### Extracted data
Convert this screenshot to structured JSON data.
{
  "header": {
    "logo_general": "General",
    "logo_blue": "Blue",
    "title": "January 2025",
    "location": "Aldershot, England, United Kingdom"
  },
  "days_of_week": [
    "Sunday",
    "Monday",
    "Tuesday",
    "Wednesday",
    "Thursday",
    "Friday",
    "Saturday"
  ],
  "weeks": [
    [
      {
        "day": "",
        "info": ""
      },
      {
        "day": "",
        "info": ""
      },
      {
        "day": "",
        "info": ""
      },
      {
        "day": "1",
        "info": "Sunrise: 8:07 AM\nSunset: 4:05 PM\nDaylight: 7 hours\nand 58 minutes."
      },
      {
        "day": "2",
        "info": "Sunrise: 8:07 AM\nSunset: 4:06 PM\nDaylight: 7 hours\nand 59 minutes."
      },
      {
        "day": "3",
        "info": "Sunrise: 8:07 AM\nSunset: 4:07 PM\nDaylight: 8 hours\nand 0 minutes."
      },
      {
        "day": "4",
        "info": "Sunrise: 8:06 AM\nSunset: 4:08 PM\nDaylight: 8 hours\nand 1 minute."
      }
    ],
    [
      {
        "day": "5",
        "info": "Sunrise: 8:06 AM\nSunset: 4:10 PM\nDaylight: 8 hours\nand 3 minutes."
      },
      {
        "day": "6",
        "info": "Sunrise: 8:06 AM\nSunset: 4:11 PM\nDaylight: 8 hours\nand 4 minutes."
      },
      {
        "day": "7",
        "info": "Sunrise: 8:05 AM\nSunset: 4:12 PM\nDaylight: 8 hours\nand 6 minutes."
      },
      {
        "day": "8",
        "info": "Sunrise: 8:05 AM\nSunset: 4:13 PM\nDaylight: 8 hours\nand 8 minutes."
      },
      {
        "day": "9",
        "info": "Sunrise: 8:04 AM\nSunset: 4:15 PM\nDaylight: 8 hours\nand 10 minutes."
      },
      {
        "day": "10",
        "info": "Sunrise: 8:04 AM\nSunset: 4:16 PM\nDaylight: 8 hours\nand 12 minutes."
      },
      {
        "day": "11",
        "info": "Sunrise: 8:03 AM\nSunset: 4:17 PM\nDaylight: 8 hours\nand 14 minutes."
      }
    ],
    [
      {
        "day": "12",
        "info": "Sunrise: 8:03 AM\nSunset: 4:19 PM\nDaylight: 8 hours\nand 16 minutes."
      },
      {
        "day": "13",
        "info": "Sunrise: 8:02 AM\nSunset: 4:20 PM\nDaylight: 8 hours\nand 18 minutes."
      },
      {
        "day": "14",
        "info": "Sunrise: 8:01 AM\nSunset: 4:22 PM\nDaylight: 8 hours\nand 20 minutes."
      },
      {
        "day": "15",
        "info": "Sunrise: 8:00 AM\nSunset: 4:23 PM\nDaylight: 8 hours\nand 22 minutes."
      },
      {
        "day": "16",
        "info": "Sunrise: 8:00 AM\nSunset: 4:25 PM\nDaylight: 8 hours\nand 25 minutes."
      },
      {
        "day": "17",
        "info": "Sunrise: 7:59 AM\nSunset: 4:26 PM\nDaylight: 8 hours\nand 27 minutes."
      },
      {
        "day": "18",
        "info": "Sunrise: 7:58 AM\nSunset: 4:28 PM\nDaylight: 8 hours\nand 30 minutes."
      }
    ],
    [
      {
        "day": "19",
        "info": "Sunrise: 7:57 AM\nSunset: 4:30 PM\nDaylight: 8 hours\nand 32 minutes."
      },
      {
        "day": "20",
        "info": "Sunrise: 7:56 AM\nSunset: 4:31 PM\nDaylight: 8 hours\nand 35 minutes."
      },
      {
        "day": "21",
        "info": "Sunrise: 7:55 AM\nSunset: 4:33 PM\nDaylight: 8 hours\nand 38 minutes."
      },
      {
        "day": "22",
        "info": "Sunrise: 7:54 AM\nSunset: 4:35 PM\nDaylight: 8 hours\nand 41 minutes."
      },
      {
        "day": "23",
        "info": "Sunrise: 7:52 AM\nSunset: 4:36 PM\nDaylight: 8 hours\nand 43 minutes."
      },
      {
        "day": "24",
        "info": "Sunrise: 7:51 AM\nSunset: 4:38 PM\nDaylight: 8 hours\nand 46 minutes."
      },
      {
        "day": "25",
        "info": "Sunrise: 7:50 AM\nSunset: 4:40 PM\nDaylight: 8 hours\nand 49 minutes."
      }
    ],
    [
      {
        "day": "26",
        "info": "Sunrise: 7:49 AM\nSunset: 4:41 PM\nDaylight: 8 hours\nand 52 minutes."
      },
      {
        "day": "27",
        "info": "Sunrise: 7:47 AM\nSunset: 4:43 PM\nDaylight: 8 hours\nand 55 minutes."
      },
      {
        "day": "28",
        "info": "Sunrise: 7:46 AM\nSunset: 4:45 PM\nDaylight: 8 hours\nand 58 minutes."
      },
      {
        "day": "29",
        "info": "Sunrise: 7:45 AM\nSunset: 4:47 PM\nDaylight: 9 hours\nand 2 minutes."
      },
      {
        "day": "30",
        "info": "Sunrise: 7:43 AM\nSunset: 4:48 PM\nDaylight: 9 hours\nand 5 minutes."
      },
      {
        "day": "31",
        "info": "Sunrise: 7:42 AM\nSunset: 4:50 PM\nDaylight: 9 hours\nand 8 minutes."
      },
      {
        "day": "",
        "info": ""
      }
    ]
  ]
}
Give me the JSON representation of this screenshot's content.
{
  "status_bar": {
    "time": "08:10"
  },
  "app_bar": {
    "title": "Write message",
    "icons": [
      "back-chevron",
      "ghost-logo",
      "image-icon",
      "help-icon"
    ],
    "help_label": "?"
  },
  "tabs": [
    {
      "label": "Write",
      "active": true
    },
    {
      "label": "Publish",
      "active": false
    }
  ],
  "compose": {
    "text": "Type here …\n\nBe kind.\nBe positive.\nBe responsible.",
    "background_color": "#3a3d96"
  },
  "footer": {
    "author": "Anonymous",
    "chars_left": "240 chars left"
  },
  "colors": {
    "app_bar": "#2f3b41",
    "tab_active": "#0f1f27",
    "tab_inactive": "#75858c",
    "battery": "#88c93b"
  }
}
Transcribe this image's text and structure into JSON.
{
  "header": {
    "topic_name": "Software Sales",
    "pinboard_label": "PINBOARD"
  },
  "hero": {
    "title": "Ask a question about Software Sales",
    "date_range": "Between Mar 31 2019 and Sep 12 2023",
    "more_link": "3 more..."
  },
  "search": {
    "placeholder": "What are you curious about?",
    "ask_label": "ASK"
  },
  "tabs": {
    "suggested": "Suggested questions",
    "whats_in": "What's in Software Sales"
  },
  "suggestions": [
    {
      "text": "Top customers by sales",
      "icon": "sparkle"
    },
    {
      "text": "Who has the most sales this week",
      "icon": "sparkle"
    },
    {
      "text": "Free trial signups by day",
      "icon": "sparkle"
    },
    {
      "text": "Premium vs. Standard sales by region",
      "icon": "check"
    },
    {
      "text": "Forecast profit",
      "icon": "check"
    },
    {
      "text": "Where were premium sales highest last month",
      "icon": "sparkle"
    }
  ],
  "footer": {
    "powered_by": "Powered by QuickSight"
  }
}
######
Reproduce, exactly and with nothing added, the lines from the one that includes "Give me the" through the last line of the material.

Give me the JSON representation of this screenshot's content.
{
  "status_bar": {
    "time": "08:10"
  },
  "app_bar": {
    "title": "Write message",
    "icons": [
      "back-chevron",
      "ghost-logo",
      "image-icon",
      "help-icon"
    ],
    "help_label": "?"
  },
  "tabs": [
    {
      "label": "Write",
      "active": true
    },
    {
      "label": "Publish",
      "active": false
    }
  ],
  "compose": {
    "text": "Type here …\n\nBe kind.\nBe positive.\nBe responsible.",
    "background_color": "#3a3d96"
  },
  "footer": {
    "author": "Anonymous",
    "chars_left": "240 chars left"
  },
  "colors": {
    "app_bar": "#2f3b41",
    "tab_active": "#0f1f27",
    "tab_inactive": "#75858c",
    "battery": "#88c93b"
  }
}
Transcribe this image's text and structure into JSON.
{
  "header": {
    "topic_name": "Software Sales",
    "pinboard_label": "PINBOARD"
  },
  "hero": {
    "title": "Ask a question about Software Sales",
    "date_range": "Between Mar 31 2019 and Sep 12 2023",
    "more_link": "3 more..."
  },
  "search": {
    "placeholder": "What are you curious about?",
    "ask_label": "ASK"
  },
  "tabs": {
    "suggested": "Suggested questions",
    "whats_in": "What's in Software Sales"
  },
  "suggestions": [
    {
      "text": "Top customers by sales",
      "icon": "sparkle"
    },
    {
      "text": "Who has the most sales this week",
      "icon": "sparkle"
    },
    {
      "text": "Free trial signups by day",
      "icon": "sparkle"
    },
    {
      "text": "Premium vs. Standard sales by region",
      "icon": "check"
    },
    {
      "text": "Forecast profit",
      "icon": "check"
    },
    {
      "text": "Where were premium sales highest last month",
      "icon": "sparkle"
    }
  ],
  "footer": {
    "powered_by": "Powered by QuickSight"
  }
}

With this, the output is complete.